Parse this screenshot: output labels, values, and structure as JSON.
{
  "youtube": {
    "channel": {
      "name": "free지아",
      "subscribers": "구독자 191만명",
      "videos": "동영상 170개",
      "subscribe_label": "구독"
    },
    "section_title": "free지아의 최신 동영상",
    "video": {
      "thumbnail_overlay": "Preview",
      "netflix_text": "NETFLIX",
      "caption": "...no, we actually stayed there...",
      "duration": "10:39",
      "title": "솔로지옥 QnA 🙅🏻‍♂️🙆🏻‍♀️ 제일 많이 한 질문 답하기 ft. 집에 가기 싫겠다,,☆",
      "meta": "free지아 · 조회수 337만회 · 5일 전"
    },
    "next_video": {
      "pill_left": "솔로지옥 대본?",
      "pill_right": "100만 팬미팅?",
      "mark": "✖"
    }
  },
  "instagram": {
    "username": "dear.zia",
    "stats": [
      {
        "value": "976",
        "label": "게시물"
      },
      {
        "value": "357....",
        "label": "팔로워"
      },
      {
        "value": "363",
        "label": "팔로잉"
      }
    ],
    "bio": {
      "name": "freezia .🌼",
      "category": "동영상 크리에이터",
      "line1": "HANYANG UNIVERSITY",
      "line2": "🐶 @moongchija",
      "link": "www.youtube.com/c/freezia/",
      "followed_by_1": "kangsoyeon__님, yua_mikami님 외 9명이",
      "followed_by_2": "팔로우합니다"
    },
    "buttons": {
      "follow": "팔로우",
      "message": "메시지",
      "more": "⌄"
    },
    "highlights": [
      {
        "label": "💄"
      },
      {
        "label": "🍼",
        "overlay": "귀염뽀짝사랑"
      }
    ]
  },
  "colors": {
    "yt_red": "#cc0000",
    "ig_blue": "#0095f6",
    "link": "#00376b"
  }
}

☆ ☆ ☆

From the data above, gather every line that includes the word "link".

Response to the task:
      "link": "www.youtube.com/c/freezia/",
    "link": "#00376b"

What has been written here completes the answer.